» Task description: Identify all lines below that hold "screenshot" and collect them.

» Data records:
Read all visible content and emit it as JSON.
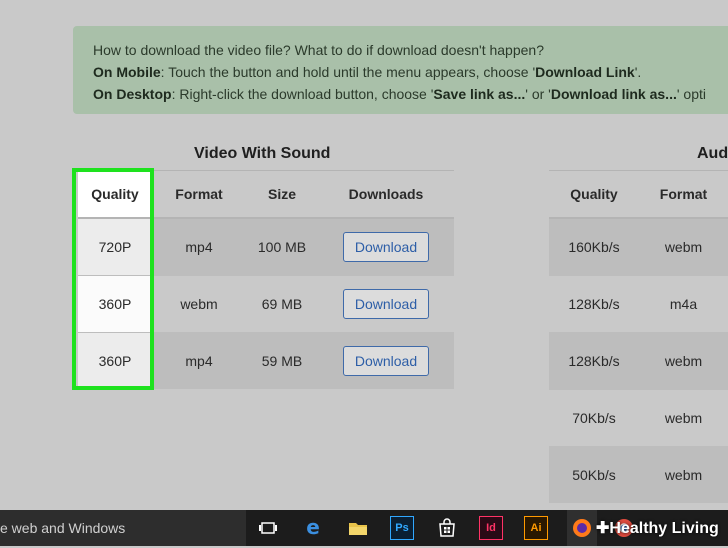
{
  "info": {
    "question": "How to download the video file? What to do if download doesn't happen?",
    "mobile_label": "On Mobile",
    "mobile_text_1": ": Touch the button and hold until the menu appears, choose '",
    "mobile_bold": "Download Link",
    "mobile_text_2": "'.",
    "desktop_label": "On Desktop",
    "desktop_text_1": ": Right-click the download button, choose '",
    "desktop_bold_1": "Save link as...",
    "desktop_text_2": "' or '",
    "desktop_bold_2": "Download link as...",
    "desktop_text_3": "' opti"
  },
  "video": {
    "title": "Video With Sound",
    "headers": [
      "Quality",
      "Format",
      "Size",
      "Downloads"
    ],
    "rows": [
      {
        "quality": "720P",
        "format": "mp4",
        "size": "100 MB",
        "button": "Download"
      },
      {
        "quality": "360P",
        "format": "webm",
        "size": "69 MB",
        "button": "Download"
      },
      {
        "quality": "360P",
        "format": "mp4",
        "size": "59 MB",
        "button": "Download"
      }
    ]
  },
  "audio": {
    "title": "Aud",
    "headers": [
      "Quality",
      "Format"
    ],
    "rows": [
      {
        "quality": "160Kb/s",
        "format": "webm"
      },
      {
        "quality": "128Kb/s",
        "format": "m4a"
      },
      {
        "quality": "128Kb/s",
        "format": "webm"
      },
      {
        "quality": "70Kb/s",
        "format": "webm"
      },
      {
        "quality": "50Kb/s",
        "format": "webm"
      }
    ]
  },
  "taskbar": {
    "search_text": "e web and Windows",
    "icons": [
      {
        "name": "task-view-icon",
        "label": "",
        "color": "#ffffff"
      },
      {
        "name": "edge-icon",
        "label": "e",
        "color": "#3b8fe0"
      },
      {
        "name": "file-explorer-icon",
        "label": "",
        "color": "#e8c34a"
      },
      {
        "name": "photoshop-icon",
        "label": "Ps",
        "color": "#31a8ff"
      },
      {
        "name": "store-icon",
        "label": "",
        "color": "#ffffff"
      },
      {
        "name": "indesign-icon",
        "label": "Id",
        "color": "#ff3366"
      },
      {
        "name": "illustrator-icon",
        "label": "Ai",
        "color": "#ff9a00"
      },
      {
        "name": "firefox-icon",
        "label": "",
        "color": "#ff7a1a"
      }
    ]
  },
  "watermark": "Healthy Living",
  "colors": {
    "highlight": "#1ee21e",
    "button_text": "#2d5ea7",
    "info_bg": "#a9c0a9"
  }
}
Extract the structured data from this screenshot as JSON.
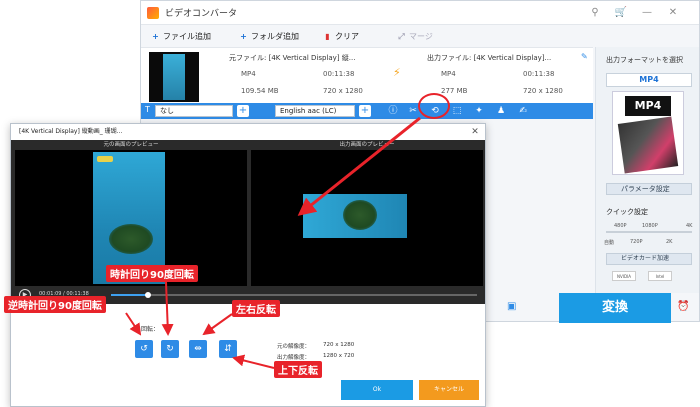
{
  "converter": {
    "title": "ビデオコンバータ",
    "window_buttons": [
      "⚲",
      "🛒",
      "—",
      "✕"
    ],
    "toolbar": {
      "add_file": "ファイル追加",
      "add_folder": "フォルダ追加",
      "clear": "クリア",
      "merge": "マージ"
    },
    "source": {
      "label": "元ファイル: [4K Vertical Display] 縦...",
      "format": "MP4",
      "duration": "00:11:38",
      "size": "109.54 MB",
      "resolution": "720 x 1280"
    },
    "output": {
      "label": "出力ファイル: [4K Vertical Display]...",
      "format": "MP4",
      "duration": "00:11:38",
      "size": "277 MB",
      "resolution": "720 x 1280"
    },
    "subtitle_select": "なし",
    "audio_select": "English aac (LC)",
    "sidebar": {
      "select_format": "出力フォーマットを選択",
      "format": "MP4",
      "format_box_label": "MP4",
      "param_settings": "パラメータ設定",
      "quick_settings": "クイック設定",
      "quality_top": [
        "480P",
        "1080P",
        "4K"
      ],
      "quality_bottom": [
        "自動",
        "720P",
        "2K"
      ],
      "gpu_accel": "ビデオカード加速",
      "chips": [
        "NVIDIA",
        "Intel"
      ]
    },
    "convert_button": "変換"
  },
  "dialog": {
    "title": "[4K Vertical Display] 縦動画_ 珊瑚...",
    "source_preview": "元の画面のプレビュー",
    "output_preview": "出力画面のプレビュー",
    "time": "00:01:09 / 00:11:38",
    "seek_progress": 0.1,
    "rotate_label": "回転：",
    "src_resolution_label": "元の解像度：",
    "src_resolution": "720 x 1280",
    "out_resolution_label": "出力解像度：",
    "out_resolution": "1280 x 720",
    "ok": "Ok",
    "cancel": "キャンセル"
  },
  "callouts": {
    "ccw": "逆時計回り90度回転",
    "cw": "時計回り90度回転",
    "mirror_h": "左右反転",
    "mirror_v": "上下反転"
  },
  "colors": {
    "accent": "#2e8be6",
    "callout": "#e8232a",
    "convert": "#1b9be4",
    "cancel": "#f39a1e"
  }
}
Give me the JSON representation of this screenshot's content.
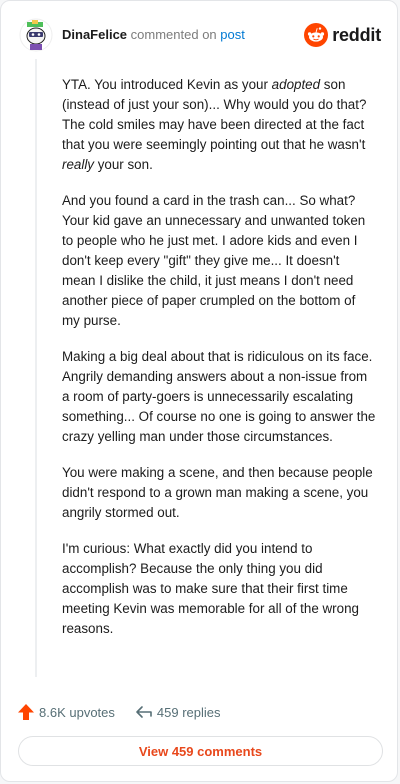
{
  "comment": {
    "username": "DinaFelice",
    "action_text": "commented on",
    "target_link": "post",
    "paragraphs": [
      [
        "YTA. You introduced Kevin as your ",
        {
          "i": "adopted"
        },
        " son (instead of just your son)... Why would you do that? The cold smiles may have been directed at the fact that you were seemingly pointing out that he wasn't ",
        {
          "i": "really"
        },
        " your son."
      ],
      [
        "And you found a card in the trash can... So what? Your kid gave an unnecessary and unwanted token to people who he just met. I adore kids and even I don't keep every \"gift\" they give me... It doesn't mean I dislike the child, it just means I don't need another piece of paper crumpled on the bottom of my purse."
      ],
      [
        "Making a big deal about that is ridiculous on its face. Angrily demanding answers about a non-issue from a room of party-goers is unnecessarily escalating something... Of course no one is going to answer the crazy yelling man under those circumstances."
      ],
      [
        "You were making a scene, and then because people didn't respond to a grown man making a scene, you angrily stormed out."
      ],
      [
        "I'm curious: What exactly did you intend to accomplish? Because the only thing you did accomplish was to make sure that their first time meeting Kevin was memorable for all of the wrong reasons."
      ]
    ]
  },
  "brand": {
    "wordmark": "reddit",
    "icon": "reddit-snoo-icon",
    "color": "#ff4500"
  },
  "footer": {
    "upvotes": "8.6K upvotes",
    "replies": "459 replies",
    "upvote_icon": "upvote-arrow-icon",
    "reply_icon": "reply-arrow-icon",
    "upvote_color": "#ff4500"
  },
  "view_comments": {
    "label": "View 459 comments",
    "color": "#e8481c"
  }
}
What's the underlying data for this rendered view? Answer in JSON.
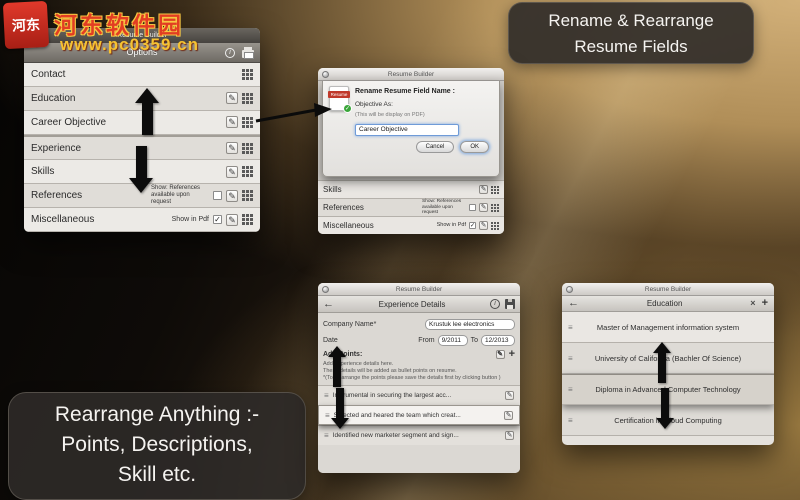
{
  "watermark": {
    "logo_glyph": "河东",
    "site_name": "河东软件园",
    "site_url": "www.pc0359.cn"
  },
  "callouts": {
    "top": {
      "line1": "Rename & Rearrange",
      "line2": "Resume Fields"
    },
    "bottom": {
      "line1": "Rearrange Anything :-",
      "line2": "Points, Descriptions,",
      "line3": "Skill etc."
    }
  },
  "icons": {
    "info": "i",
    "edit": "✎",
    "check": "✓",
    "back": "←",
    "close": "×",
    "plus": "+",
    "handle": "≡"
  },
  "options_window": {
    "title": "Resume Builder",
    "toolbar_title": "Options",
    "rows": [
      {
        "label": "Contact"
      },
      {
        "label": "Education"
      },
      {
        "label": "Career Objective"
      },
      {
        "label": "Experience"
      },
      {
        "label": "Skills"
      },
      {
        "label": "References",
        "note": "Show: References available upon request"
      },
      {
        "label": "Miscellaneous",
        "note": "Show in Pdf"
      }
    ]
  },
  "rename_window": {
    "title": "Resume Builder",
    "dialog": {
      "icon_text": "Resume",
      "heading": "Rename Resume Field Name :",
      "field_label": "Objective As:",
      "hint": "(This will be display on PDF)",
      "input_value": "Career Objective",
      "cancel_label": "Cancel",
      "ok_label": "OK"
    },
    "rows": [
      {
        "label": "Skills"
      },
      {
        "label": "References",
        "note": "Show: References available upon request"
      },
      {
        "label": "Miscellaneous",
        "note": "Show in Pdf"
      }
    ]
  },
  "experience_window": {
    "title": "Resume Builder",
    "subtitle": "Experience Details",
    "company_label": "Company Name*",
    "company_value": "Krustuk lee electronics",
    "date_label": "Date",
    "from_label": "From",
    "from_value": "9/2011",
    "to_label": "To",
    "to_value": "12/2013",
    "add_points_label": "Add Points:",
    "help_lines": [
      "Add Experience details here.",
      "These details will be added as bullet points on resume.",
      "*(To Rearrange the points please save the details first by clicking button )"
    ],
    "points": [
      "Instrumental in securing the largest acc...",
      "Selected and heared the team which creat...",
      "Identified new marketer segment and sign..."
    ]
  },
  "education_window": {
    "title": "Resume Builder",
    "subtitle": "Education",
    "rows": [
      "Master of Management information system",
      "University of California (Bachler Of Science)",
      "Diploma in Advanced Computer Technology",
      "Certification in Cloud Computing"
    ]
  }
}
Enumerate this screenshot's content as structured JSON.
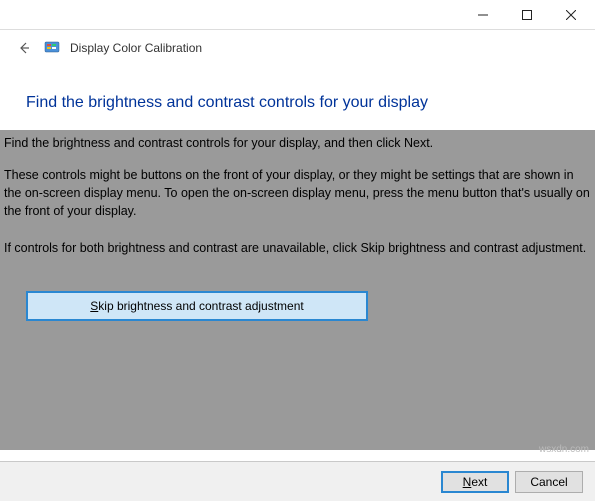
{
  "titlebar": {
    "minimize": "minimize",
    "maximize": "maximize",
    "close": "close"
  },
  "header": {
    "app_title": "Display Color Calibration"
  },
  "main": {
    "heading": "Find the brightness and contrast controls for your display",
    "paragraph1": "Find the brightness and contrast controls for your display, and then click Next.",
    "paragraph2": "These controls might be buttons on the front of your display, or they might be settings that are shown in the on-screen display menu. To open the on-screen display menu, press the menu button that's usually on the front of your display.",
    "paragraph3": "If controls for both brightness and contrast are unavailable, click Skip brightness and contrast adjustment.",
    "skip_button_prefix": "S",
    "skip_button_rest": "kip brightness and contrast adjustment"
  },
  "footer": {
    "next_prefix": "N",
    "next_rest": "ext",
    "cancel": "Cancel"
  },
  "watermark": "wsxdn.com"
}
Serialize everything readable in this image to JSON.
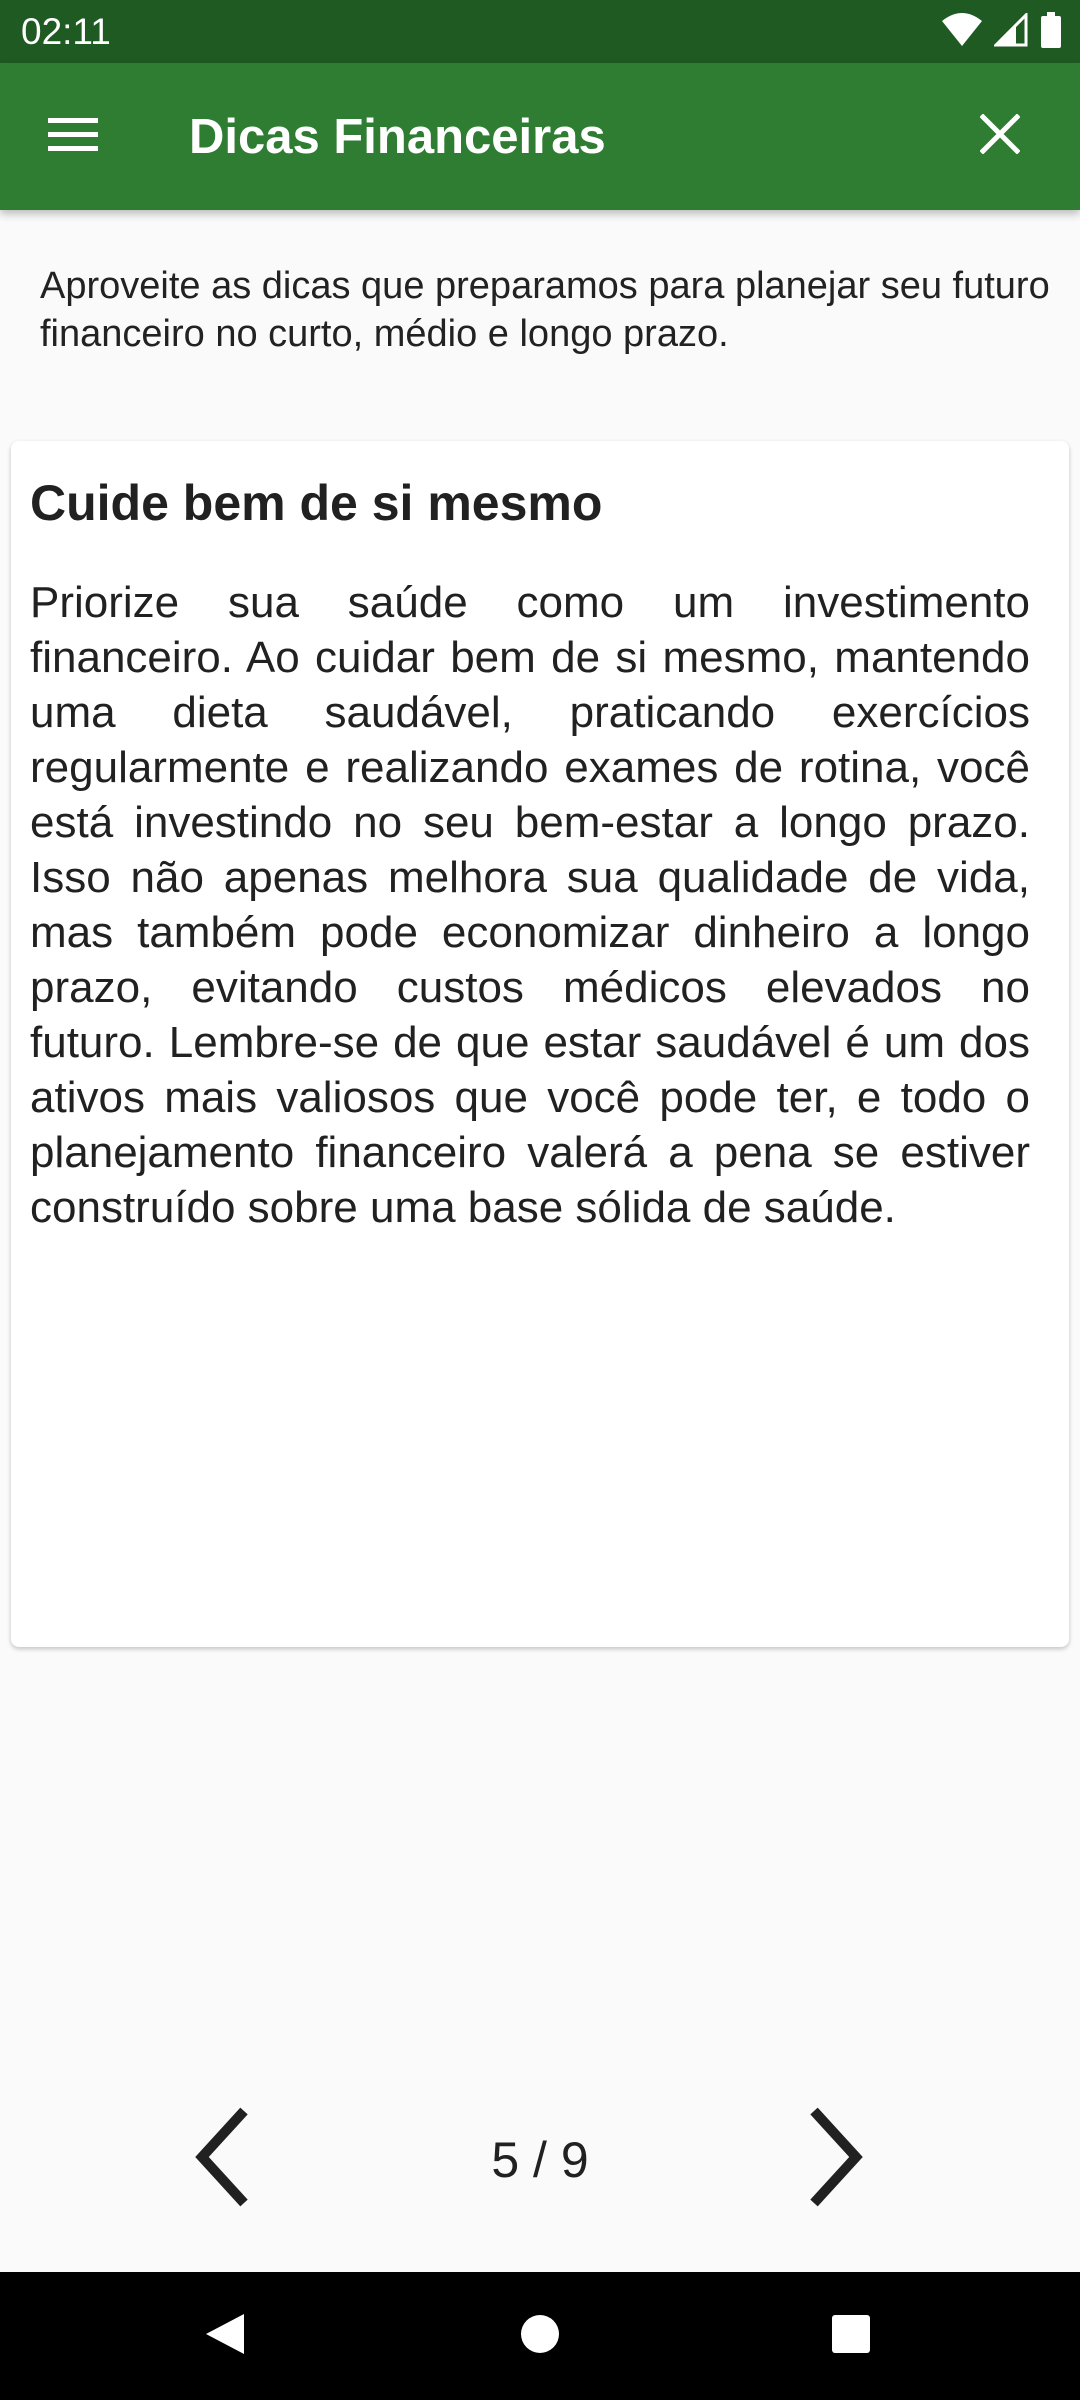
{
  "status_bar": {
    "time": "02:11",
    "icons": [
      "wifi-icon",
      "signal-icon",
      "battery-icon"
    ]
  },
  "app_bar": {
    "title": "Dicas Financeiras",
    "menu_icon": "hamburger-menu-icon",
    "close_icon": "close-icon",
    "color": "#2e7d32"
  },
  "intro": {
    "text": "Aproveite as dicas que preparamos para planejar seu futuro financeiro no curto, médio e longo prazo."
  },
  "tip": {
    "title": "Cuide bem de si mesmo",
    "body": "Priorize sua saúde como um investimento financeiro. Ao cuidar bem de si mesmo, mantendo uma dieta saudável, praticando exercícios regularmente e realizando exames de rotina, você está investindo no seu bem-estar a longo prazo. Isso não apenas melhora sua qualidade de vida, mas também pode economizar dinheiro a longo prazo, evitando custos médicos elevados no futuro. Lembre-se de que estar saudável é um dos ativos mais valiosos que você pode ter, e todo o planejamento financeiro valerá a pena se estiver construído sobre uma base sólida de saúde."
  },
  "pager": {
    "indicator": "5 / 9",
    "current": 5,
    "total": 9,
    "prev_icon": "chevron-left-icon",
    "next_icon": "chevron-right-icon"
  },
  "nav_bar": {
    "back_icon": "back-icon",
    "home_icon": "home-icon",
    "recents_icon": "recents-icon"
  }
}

» Solution:
Extract the structured data from this screenshot as JSON.
Give me the JSON representation of this screenshot's content.
Enumerate this screenshot's content as structured JSON.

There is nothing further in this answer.